**THE TASK**: Each entry below is to be transcribed exactly.

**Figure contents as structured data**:
· · ·

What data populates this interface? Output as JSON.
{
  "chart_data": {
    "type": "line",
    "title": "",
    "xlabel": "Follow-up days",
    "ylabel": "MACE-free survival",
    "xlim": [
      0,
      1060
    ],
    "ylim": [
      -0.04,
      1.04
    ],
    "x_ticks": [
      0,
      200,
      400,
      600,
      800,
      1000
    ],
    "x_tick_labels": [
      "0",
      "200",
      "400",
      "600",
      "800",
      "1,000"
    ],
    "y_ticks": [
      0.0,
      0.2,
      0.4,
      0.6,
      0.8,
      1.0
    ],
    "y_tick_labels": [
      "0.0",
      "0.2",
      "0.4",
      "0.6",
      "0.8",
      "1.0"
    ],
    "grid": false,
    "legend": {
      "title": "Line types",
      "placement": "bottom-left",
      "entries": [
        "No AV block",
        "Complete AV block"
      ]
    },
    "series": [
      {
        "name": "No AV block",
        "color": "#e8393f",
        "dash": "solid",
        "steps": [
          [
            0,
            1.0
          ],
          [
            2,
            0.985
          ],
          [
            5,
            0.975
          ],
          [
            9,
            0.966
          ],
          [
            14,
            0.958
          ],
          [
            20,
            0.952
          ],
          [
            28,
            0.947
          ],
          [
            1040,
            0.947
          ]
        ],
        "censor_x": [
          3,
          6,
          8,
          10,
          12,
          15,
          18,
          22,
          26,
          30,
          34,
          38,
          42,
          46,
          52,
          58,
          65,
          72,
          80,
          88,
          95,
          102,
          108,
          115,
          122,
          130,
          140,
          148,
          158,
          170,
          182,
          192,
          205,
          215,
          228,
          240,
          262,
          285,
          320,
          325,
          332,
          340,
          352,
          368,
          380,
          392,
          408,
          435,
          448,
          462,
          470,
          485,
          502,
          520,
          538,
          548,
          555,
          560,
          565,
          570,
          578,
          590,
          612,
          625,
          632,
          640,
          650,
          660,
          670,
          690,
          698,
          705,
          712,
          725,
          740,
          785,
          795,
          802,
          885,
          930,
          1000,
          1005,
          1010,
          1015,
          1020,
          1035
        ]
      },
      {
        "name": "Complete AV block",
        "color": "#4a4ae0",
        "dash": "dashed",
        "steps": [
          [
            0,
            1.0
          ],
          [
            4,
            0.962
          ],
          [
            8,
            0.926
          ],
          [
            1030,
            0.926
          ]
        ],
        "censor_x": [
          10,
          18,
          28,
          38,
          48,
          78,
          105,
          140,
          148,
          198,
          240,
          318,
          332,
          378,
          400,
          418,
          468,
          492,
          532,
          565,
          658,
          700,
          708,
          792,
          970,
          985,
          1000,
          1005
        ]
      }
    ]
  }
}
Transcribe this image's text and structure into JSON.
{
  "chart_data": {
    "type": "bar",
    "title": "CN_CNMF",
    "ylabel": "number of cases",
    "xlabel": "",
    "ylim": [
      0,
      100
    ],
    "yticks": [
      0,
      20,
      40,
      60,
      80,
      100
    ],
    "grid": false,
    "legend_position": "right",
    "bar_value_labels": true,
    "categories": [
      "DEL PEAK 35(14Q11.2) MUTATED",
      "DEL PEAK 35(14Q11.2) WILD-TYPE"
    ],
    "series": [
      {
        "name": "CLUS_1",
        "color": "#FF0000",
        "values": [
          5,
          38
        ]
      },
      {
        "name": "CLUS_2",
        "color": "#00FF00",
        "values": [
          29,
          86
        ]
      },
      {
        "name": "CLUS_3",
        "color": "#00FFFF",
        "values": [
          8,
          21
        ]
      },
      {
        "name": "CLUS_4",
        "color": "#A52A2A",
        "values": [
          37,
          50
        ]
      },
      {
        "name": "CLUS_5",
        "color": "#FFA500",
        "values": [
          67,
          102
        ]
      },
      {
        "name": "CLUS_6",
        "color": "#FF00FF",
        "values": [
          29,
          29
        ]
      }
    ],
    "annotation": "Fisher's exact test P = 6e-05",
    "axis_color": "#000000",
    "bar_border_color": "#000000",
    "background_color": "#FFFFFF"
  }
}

· · ·

**TASK RESULT**:
What data populates this interface? Output as JSON.
{
  "chart_data": {
    "type": "line",
    "title": "",
    "xlabel": "Follow-up days",
    "ylabel": "MACE-free survival",
    "xlim": [
      0,
      1060
    ],
    "ylim": [
      -0.04,
      1.04
    ],
    "x_ticks": [
      0,
      200,
      400,
      600,
      800,
      1000
    ],
    "x_tick_labels": [
      "0",
      "200",
      "400",
      "600",
      "800",
      "1,000"
    ],
    "y_ticks": [
      0.0,
      0.2,
      0.4,
      0.6,
      0.8,
      1.0
    ],
    "y_tick_labels": [
      "0.0",
      "0.2",
      "0.4",
      "0.6",
      "0.8",
      "1.0"
    ],
    "grid": false,
    "legend": {
      "title": "Line types",
      "placement": "bottom-left",
      "entries": [
        "No AV block",
        "Complete AV block"
      ]
    },
    "series": [
      {
        "name": "No AV block",
        "color": "#e8393f",
        "dash": "solid",
        "steps": [
          [
            0,
            1.0
          ],
          [
            2,
            0.985
          ],
          [
            5,
            0.975
          ],
          [
            9,
            0.966
          ],
          [
            14,
            0.958
          ],
          [
            20,
            0.952
          ],
          [
            28,
            0.947
          ],
          [
            1040,
            0.947
          ]
        ],
        "censor_x": [
          3,
          6,
          8,
          10,
          12,
          15,
          18,
          22,
          26,
          30,
          34,
          38,
          42,
          46,
          52,
          58,
          65,
          72,
          80,
          88,
          95,
          102,
          108,
          115,
          122,
          130,
          140,
          148,
          158,
          170,
          182,
          192,
          205,
          215,
          228,
          240,
          262,
          285,
          320,
          325,
          332,
          340,
          352,
          368,
          380,
          392,
          408,
          435,
          448,
          462,
          470,
          485,
          502,
          520,
          538,
          548,
          555,
          560,
          565,
          570,
          578,
          590,
          612,
          625,
          632,
          640,
          650,
          660,
          670,
          690,
          698,
          705,
          712,
          725,
          740,
          785,
          795,
          802,
          885,
          930,
          1000,
          1005,
          1010,
          1015,
          1020,
          1035
        ]
      },
      {
        "name": "Complete AV block",
        "color": "#4a4ae0",
        "dash": "dashed",
        "steps": [
          [
            0,
            1.0
          ],
          [
            4,
            0.962
          ],
          [
            8,
            0.926
          ],
          [
            1030,
            0.926
          ]
        ],
        "censor_x": [
          10,
          18,
          28,
          38,
          48,
          78,
          105,
          140,
          148,
          198,
          240,
          318,
          332,
          378,
          400,
          418,
          468,
          492,
          532,
          565,
          658,
          700,
          708,
          792,
          970,
          985,
          1000,
          1005
        ]
      }
    ]
  }
}
Transcribe this image's text and structure into JSON.
{
  "chart_data": {
    "type": "bar",
    "title": "CN_CNMF",
    "ylabel": "number of cases",
    "xlabel": "",
    "ylim": [
      0,
      100
    ],
    "yticks": [
      0,
      20,
      40,
      60,
      80,
      100
    ],
    "grid": false,
    "legend_position": "right",
    "bar_value_labels": true,
    "categories": [
      "DEL PEAK 35(14Q11.2) MUTATED",
      "DEL PEAK 35(14Q11.2) WILD-TYPE"
    ],
    "series": [
      {
        "name": "CLUS_1",
        "color": "#FF0000",
        "values": [
          5,
          38
        ]
      },
      {
        "name": "CLUS_2",
        "color": "#00FF00",
        "values": [
          29,
          86
        ]
      },
      {
        "name": "CLUS_3",
        "color": "#00FFFF",
        "values": [
          8,
          21
        ]
      },
      {
        "name": "CLUS_4",
        "color": "#A52A2A",
        "values": [
          37,
          50
        ]
      },
      {
        "name": "CLUS_5",
        "color": "#FFA500",
        "values": [
          67,
          102
        ]
      },
      {
        "name": "CLUS_6",
        "color": "#FF00FF",
        "values": [
          29,
          29
        ]
      }
    ],
    "annotation": "Fisher's exact test P = 6e-05",
    "axis_color": "#000000",
    "bar_border_color": "#000000",
    "background_color": "#FFFFFF"
  }
}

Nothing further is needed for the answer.